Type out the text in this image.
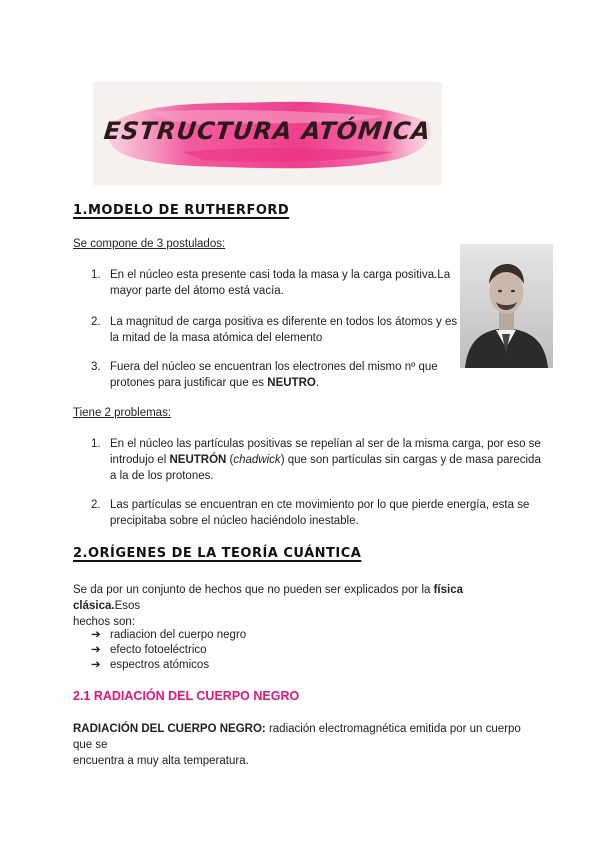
ESTRUCTURA ATÓMICA
1.MODELO DE RUTHERFORD
Se compone de 3 postulados:
1. En el núcleo esta presente casi toda la masa y la carga positiva.La
mayor parte del átomo está vacía.
2. La magnitud de carga positiva es diferente en todos los átomos y es
la mitad de la masa atómica del elemento
3. Fuera del núcleo se encuentran los electrones del mismo nº que
protones para justificar que es NEUTRO.
Tiene 2 problemas:
1. En el núcleo las partículas positivas se repelían al ser de la misma carga, por eso se
introdujo el NEUTRÓN (chadwick) que son partículas sin cargas y de masa parecida
a la de los protones.
2. Las partículas se encuentran en cte movimiento por lo que pierde energía, esta se
precipitaba sobre el núcleo haciéndolo inestable.
2.ORÍGENES DE LA TEORÍA CUÁNTICA
Se da por un conjunto de hechos que no pueden ser explicados por la física clásica.Esos
hechos son:
➔ radiacion del cuerpo negro
➔ efecto fotoeléctrico
➔ espectros atómicos
2.1 RADIACIÓN DEL CUERPO NEGRO
RADIACIÓN DEL CUERPO NEGRO: radiación electromagnética emitida por un cuerpo que se
encuentra a muy alta temperatura.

*GOAL OF THE EXERCISE*: Write out the whole listing exactly, and drop the pictures.

*OUTPUT FOR THIS EXERCISE*:
Type out the text in this image.
ESTRUCTURA ATÓMICA
1.MODELO DE RUTHERFORD
Se compone de 3 postulados:
1. En el núcleo esta presente casi toda la masa y la carga positiva.La
mayor parte del átomo está vacía.
2. La magnitud de carga positiva es diferente en todos los átomos y es
la mitad de la masa atómica del elemento
3. Fuera del núcleo se encuentran los electrones del mismo nº que
protones para justificar que es NEUTRO.
Tiene 2 problemas:
1. En el núcleo las partículas positivas se repelían al ser de la misma carga, por eso se
introdujo el NEUTRÓN (chadwick) que son partículas sin cargas y de masa parecida
a la de los protones.
2. Las partículas se encuentran en cte movimiento por lo que pierde energía, esta se
precipitaba sobre el núcleo haciéndolo inestable.
2.ORÍGENES DE LA TEORÍA CUÁNTICA
Se da por un conjunto de hechos que no pueden ser explicados por la física clásica.Esos
hechos son:
➔ radiacion del cuerpo negro
➔ efecto fotoeléctrico
➔ espectros atómicos
2.1 RADIACIÓN DEL CUERPO NEGRO
RADIACIÓN DEL CUERPO NEGRO: radiación electromagnética emitida por un cuerpo que se
encuentra a muy alta temperatura.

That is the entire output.